Please output every one of the rows below word for word, leaving out the pictures.

'''

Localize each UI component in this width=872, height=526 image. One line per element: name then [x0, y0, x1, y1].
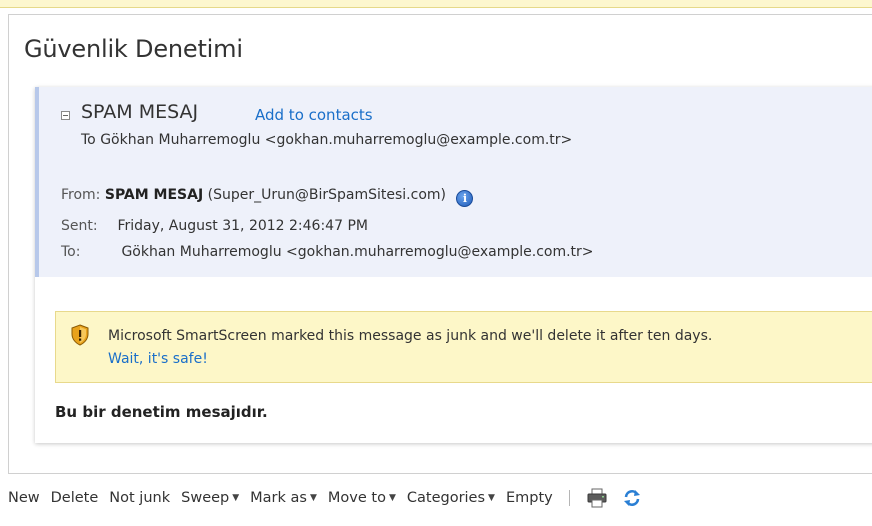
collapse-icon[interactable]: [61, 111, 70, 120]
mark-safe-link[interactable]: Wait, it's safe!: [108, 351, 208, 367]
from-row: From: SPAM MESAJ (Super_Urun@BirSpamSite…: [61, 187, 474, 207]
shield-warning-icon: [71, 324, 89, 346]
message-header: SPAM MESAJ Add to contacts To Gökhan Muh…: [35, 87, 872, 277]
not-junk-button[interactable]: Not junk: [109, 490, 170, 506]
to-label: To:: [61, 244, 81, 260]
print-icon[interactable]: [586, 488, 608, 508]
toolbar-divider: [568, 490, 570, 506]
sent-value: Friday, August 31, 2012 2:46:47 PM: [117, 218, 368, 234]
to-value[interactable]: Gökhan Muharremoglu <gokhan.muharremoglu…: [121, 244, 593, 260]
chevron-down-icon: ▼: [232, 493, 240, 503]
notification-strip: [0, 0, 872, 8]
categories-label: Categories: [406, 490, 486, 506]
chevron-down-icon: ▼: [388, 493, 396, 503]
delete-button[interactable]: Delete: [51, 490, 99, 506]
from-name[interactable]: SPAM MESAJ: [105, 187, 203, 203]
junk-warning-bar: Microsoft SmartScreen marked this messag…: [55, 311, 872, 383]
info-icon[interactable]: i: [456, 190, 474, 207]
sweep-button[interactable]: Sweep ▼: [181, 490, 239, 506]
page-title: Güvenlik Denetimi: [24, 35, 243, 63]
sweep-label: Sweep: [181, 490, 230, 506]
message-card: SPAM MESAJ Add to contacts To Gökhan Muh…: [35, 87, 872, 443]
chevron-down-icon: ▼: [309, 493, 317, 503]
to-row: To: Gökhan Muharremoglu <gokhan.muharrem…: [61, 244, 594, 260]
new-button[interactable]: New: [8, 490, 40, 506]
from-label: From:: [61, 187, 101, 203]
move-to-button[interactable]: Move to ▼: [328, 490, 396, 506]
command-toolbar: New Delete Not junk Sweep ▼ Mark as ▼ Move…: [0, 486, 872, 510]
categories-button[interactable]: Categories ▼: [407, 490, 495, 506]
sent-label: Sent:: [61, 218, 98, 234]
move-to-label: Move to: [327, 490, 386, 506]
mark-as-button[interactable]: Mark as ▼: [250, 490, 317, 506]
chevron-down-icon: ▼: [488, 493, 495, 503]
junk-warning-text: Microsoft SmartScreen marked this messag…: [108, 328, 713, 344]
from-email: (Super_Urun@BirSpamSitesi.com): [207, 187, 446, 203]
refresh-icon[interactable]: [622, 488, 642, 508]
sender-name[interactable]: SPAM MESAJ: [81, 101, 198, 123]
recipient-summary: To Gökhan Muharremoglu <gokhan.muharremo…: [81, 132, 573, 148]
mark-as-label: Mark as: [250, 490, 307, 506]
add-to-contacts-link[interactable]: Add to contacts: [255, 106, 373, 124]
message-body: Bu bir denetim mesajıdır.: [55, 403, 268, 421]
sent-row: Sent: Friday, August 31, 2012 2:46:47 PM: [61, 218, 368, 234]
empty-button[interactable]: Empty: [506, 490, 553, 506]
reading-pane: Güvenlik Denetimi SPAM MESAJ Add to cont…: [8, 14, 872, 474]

'''

EXERCISE ANSWER:
Localize each UI component in this width=872, height=526 image. One line per element: name then [x0, y0, x1, y1].
collapse-icon[interactable]: [61, 111, 70, 120]
mark-safe-link[interactable]: Wait, it's safe!: [108, 351, 208, 367]
from-row: From: SPAM MESAJ (Super_Urun@BirSpamSite…: [61, 187, 474, 207]
shield-warning-icon: [71, 324, 89, 346]
message-header: SPAM MESAJ Add to contacts To Gökhan Muh…: [35, 87, 872, 277]
not-junk-button[interactable]: Not junk: [109, 490, 170, 506]
to-label: To:: [61, 244, 81, 260]
print-icon[interactable]: [586, 488, 608, 508]
toolbar-divider: [568, 490, 570, 506]
sent-value: Friday, August 31, 2012 2:46:47 PM: [117, 218, 368, 234]
to-value[interactable]: Gökhan Muharremoglu <gokhan.muharremoglu…: [121, 244, 593, 260]
chevron-down-icon: ▼: [232, 493, 240, 503]
notification-strip: [0, 0, 872, 8]
categories-label: Categories: [406, 490, 486, 506]
chevron-down-icon: ▼: [388, 493, 396, 503]
delete-button[interactable]: Delete: [51, 490, 99, 506]
from-name[interactable]: SPAM MESAJ: [105, 187, 203, 203]
junk-warning-bar: Microsoft SmartScreen marked this messag…: [55, 311, 872, 383]
info-icon[interactable]: i: [456, 190, 474, 207]
sweep-button[interactable]: Sweep ▼: [181, 490, 239, 506]
page-title: Güvenlik Denetimi: [24, 35, 243, 63]
sweep-label: Sweep: [181, 490, 230, 506]
message-card: SPAM MESAJ Add to contacts To Gökhan Muh…: [35, 87, 872, 443]
chevron-down-icon: ▼: [309, 493, 317, 503]
to-row: To: Gökhan Muharremoglu <gokhan.muharrem…: [61, 244, 594, 260]
new-button[interactable]: New: [8, 490, 40, 506]
from-label: From:: [61, 187, 101, 203]
move-to-button[interactable]: Move to ▼: [328, 490, 396, 506]
command-toolbar: New Delete Not junk Sweep ▼ Mark as ▼ Move…: [0, 486, 872, 510]
categories-button[interactable]: Categories ▼: [407, 490, 495, 506]
sent-label: Sent:: [61, 218, 98, 234]
move-to-label: Move to: [327, 490, 386, 506]
mark-as-button[interactable]: Mark as ▼: [250, 490, 317, 506]
chevron-down-icon: ▼: [488, 493, 495, 503]
junk-warning-text: Microsoft SmartScreen marked this messag…: [108, 328, 713, 344]
from-email: (Super_Urun@BirSpamSitesi.com): [207, 187, 446, 203]
refresh-icon[interactable]: [622, 488, 642, 508]
sender-name[interactable]: SPAM MESAJ: [81, 101, 198, 123]
recipient-summary: To Gökhan Muharremoglu <gokhan.muharremo…: [81, 132, 573, 148]
mark-as-label: Mark as: [250, 490, 307, 506]
add-to-contacts-link[interactable]: Add to contacts: [255, 106, 373, 124]
message-body: Bu bir denetim mesajıdır.: [55, 403, 268, 421]
sent-row: Sent: Friday, August 31, 2012 2:46:47 PM: [61, 218, 368, 234]
empty-button[interactable]: Empty: [506, 490, 553, 506]
reading-pane: Güvenlik Denetimi SPAM MESAJ Add to cont…: [8, 14, 872, 474]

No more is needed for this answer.